» **Data shown**
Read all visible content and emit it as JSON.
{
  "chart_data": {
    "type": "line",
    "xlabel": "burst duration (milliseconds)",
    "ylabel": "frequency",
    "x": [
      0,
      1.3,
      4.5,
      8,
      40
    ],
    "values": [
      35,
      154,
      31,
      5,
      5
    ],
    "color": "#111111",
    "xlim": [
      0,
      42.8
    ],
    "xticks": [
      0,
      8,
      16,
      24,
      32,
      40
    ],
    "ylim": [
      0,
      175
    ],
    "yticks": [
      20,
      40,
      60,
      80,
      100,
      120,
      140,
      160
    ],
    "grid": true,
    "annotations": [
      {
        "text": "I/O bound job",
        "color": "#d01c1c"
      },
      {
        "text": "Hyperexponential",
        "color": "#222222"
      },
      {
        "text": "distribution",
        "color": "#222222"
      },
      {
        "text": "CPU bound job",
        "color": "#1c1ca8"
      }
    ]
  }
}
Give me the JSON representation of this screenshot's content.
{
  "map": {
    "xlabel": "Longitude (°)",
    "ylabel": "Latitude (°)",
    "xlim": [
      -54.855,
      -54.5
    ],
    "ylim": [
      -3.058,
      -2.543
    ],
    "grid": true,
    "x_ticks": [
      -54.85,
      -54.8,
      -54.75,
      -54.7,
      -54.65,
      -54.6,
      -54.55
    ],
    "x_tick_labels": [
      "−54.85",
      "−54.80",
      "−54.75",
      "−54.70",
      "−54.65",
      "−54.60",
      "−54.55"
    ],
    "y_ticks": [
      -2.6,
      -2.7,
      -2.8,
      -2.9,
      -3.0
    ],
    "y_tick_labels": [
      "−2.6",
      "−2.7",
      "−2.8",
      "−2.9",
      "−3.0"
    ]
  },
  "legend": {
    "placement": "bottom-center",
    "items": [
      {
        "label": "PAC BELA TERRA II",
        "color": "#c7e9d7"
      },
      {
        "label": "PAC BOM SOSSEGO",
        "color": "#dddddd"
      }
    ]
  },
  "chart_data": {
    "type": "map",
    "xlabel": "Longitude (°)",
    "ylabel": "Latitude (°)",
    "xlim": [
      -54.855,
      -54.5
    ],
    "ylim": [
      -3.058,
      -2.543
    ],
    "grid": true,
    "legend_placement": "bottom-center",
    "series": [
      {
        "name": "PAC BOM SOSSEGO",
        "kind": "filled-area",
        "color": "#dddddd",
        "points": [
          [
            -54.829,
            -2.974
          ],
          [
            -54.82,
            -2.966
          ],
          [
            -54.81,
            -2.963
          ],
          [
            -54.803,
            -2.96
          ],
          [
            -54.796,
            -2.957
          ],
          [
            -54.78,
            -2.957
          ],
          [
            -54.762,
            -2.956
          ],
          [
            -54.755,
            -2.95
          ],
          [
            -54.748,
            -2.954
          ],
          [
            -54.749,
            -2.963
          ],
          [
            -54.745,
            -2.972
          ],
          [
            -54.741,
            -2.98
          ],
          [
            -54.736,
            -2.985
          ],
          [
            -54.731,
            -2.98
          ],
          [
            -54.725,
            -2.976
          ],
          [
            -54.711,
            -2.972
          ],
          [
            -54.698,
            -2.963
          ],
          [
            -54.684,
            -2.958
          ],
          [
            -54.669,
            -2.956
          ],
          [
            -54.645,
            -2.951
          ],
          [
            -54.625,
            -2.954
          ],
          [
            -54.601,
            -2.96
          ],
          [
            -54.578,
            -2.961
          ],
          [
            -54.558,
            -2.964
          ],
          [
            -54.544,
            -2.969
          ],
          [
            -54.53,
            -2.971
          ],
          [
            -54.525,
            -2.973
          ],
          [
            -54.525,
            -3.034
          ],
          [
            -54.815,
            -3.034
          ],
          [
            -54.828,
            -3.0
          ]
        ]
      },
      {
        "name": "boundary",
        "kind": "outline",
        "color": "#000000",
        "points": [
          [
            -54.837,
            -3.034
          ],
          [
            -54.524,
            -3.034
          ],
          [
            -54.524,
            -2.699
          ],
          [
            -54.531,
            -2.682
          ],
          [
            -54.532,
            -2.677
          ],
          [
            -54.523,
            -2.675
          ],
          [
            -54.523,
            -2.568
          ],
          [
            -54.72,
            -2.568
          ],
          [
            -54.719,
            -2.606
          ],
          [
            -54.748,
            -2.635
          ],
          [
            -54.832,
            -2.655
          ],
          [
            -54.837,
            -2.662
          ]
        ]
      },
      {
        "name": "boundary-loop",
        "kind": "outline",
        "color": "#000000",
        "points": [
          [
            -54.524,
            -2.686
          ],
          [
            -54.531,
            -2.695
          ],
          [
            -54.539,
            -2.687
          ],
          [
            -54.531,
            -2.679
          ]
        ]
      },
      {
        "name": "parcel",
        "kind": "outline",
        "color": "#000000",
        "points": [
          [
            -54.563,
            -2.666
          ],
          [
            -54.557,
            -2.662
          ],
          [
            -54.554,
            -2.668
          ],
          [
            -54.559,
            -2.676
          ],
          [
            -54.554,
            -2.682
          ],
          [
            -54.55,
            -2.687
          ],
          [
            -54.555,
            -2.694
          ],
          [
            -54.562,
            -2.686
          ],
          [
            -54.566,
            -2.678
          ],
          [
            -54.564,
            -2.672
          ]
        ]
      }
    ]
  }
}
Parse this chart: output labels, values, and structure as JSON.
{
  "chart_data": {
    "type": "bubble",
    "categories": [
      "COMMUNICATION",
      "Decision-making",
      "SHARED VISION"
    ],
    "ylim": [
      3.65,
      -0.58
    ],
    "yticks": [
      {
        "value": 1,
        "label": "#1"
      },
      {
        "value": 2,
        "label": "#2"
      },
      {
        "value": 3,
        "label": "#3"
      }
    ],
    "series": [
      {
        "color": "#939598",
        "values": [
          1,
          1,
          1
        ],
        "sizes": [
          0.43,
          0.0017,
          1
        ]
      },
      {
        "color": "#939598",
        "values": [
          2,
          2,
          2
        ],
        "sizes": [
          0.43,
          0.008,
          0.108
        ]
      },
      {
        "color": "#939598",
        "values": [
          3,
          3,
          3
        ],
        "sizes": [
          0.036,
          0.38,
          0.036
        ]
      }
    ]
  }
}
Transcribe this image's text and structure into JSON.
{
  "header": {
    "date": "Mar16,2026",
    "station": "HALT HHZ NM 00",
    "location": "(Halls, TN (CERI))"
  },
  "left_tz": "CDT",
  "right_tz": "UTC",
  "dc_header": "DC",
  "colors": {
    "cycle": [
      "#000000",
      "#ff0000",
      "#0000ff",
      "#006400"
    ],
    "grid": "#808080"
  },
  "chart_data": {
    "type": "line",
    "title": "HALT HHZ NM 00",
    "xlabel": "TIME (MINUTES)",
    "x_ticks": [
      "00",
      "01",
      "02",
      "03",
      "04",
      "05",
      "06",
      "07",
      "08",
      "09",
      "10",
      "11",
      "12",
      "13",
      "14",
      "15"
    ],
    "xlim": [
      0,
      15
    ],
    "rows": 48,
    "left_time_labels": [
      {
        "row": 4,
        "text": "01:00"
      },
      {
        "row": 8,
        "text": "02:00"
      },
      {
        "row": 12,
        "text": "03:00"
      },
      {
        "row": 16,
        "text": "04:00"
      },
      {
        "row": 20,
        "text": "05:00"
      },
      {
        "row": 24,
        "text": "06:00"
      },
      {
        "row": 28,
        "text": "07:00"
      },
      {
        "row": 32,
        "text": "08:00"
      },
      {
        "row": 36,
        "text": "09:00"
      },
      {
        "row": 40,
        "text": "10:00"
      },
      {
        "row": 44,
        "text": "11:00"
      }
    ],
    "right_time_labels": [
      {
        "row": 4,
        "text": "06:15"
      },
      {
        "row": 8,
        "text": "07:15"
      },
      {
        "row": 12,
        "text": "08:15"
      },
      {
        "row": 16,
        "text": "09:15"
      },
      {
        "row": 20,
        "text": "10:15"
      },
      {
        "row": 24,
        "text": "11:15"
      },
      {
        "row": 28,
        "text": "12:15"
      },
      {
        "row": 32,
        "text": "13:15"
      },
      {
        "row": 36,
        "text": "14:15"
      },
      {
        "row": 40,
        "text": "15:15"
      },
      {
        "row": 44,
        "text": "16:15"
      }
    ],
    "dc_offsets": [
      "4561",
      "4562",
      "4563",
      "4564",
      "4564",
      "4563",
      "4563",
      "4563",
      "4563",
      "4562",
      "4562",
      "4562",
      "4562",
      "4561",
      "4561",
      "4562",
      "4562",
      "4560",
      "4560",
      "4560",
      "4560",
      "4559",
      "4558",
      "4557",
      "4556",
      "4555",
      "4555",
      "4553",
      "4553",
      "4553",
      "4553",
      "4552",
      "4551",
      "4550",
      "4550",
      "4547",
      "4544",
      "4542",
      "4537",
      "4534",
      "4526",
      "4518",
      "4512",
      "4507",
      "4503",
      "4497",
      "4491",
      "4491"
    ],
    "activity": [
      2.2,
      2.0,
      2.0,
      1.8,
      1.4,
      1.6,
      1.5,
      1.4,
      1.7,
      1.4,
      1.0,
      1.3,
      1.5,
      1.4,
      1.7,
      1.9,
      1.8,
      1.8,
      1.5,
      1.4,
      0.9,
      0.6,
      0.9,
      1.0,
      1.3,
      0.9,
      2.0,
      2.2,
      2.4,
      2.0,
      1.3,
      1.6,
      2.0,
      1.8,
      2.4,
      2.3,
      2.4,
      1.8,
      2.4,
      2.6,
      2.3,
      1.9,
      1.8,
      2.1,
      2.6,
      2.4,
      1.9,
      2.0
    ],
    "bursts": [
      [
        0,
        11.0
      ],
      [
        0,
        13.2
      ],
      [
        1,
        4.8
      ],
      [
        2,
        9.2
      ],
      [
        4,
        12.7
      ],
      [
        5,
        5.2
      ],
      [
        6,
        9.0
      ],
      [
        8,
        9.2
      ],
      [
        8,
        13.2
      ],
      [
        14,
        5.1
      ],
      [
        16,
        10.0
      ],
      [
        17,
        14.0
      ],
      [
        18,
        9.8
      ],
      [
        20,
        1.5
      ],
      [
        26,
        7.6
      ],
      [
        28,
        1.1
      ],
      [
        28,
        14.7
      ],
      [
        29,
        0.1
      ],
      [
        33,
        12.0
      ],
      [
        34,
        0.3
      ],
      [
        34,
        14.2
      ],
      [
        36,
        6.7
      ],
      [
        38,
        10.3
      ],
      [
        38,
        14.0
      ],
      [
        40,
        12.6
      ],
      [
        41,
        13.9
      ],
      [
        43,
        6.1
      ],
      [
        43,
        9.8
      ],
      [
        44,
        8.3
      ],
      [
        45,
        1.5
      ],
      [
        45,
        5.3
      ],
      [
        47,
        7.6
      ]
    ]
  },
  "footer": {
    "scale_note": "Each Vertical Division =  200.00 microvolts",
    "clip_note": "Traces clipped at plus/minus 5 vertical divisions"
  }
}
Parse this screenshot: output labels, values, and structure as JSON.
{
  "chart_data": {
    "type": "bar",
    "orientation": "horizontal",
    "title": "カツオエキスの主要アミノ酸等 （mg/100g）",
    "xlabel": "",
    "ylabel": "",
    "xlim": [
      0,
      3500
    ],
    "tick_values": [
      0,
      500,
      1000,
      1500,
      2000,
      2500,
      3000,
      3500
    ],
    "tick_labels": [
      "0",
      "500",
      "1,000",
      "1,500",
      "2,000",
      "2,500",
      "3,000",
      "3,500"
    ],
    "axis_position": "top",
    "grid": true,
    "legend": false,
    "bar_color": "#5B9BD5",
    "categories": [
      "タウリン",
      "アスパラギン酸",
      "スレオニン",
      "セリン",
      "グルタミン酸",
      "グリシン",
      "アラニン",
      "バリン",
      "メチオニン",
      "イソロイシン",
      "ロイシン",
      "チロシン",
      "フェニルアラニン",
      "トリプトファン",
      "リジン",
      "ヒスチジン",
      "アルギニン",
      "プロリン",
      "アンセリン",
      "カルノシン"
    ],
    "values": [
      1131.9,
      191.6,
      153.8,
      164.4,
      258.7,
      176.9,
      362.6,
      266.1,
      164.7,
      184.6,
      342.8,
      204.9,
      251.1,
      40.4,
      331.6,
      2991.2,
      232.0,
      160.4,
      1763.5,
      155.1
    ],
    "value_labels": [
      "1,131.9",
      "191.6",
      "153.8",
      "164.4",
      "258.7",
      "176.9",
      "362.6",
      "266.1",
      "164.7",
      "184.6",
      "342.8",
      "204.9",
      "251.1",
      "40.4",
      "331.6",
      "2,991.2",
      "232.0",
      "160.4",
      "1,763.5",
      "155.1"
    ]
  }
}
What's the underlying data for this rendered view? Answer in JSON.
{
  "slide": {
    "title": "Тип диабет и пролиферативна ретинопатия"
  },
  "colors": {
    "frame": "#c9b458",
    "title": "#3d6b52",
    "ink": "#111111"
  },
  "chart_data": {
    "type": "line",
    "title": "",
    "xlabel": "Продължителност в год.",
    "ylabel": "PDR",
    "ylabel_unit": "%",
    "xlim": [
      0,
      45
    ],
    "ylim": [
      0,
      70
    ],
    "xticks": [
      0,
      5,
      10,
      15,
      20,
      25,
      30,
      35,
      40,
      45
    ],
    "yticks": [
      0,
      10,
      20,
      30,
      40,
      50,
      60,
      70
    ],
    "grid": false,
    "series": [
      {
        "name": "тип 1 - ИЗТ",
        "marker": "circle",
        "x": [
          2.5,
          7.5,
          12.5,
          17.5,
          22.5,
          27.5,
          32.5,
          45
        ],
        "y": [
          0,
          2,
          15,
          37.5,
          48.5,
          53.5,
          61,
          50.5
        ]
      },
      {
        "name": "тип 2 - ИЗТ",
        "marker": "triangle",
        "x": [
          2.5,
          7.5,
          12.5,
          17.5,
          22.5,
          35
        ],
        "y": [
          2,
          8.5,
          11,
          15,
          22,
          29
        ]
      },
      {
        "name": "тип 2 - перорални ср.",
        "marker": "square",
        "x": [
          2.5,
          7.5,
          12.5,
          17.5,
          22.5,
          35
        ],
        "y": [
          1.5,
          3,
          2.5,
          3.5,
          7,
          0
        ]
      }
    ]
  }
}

» **Exercise goal**
For the entries above, state how many lines contain the word "this". Provide the number by itself.

» **Answer below**
5